TASK REQUIREMENTS => Without the pictures, set down every line of the data exactly.

-- Start of SUPPLIED DATA --

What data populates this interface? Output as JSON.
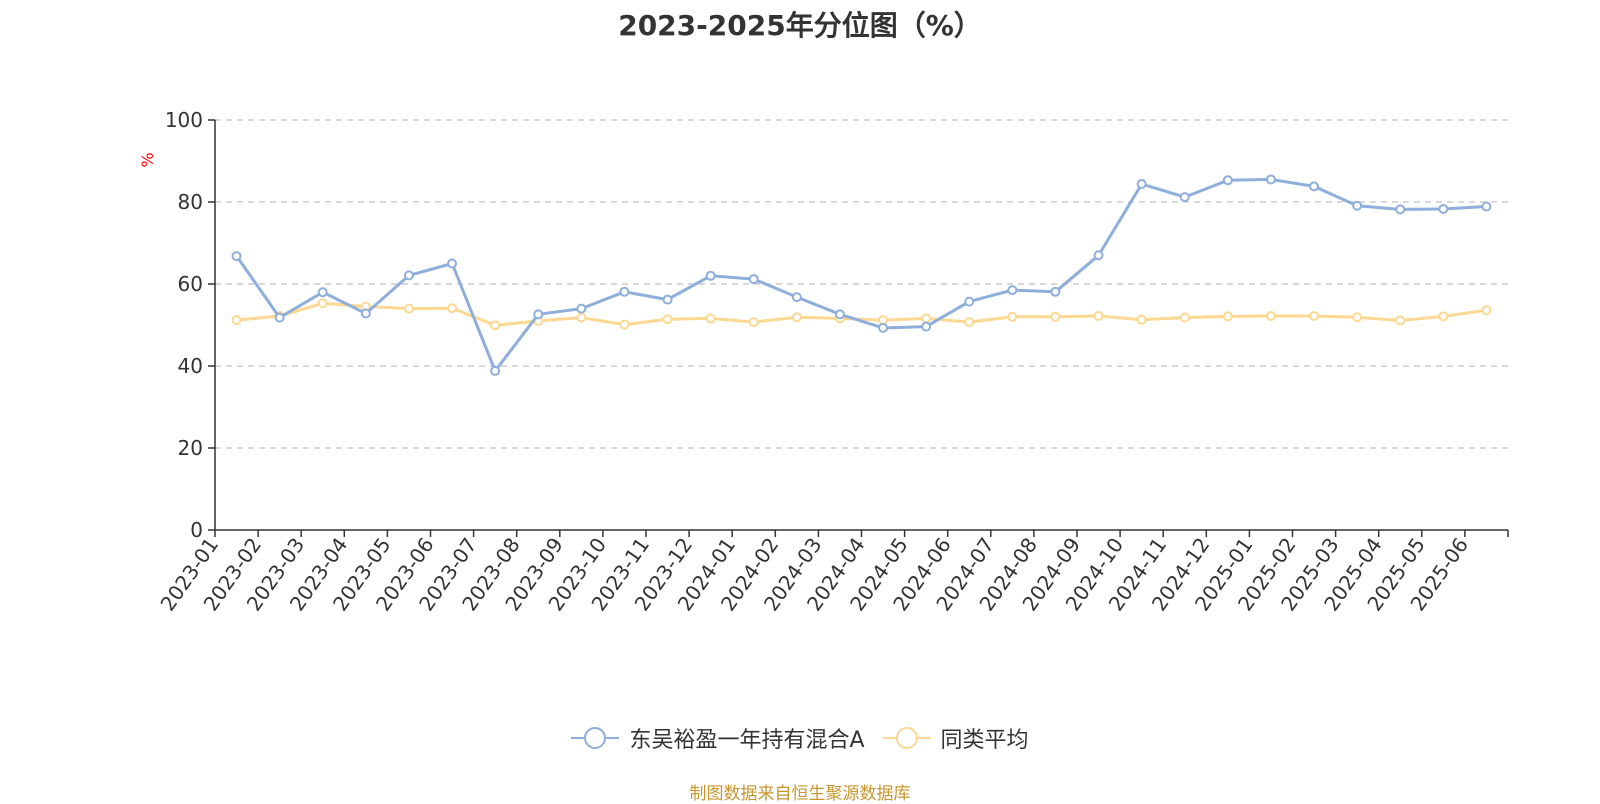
{
  "chart_data": {
    "type": "line",
    "title": "2023-2025年分位图（%）",
    "ylabel": "%",
    "ylim": [
      0,
      100
    ],
    "yticks": [
      0,
      20,
      40,
      60,
      80,
      100
    ],
    "grid": true,
    "legend_position": "bottom",
    "categories": [
      "2023-01",
      "2023-02",
      "2023-03",
      "2023-04",
      "2023-05",
      "2023-06",
      "2023-07",
      "2023-08",
      "2023-09",
      "2023-10",
      "2023-11",
      "2023-12",
      "2024-01",
      "2024-02",
      "2024-03",
      "2024-04",
      "2024-05",
      "2024-06",
      "2024-07",
      "2024-08",
      "2024-09",
      "2024-10",
      "2024-11",
      "2024-12",
      "2025-01",
      "2025-02",
      "2025-03",
      "2025-04",
      "2025-05",
      "2025-06"
    ],
    "series": [
      {
        "name": "东吴裕盈一年持有混合A",
        "color": "#8eaedb",
        "values": [
          66.8,
          51.8,
          58.0,
          52.8,
          62.1,
          65.0,
          38.8,
          52.6,
          54.0,
          58.1,
          56.2,
          62.0,
          61.2,
          56.8,
          52.6,
          49.3,
          49.6,
          55.7,
          58.5,
          58.1,
          67.0,
          84.4,
          81.2,
          85.3,
          85.5,
          83.8,
          79.1,
          78.2,
          78.3,
          78.9
        ]
      },
      {
        "name": "同类平均",
        "color": "#fdd892",
        "values": [
          51.2,
          52.2,
          55.3,
          54.5,
          54.0,
          54.1,
          49.9,
          51.0,
          51.8,
          50.1,
          51.4,
          51.6,
          50.7,
          51.9,
          51.6,
          51.2,
          51.6,
          50.7,
          52.0,
          52.0,
          52.2,
          51.3,
          51.8,
          52.1,
          52.2,
          52.2,
          51.9,
          51.1,
          52.1,
          53.6
        ]
      }
    ]
  },
  "source_note": "制图数据来自恒生聚源数据库",
  "colors": {
    "axis": "#333333",
    "grid": "#cccccc",
    "ylabel": "#ff0000"
  }
}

-- End of SUPPLIED DATA --

WRITTEN ANSWER =>
What data populates this interface? Output as JSON.
{
  "chart_data": {
    "type": "line",
    "title": "2023-2025年分位图（%）",
    "ylabel": "%",
    "ylim": [
      0,
      100
    ],
    "yticks": [
      0,
      20,
      40,
      60,
      80,
      100
    ],
    "grid": true,
    "legend_position": "bottom",
    "categories": [
      "2023-01",
      "2023-02",
      "2023-03",
      "2023-04",
      "2023-05",
      "2023-06",
      "2023-07",
      "2023-08",
      "2023-09",
      "2023-10",
      "2023-11",
      "2023-12",
      "2024-01",
      "2024-02",
      "2024-03",
      "2024-04",
      "2024-05",
      "2024-06",
      "2024-07",
      "2024-08",
      "2024-09",
      "2024-10",
      "2024-11",
      "2024-12",
      "2025-01",
      "2025-02",
      "2025-03",
      "2025-04",
      "2025-05",
      "2025-06"
    ],
    "series": [
      {
        "name": "东吴裕盈一年持有混合A",
        "color": "#8eaedb",
        "values": [
          66.8,
          51.8,
          58.0,
          52.8,
          62.1,
          65.0,
          38.8,
          52.6,
          54.0,
          58.1,
          56.2,
          62.0,
          61.2,
          56.8,
          52.6,
          49.3,
          49.6,
          55.7,
          58.5,
          58.1,
          67.0,
          84.4,
          81.2,
          85.3,
          85.5,
          83.8,
          79.1,
          78.2,
          78.3,
          78.9
        ]
      },
      {
        "name": "同类平均",
        "color": "#fdd892",
        "values": [
          51.2,
          52.2,
          55.3,
          54.5,
          54.0,
          54.1,
          49.9,
          51.0,
          51.8,
          50.1,
          51.4,
          51.6,
          50.7,
          51.9,
          51.6,
          51.2,
          51.6,
          50.7,
          52.0,
          52.0,
          52.2,
          51.3,
          51.8,
          52.1,
          52.2,
          52.2,
          51.9,
          51.1,
          52.1,
          53.6
        ]
      }
    ]
  },
  "source_note": "制图数据来自恒生聚源数据库",
  "colors": {
    "axis": "#333333",
    "grid": "#cccccc",
    "ylabel": "#ff0000"
  }
}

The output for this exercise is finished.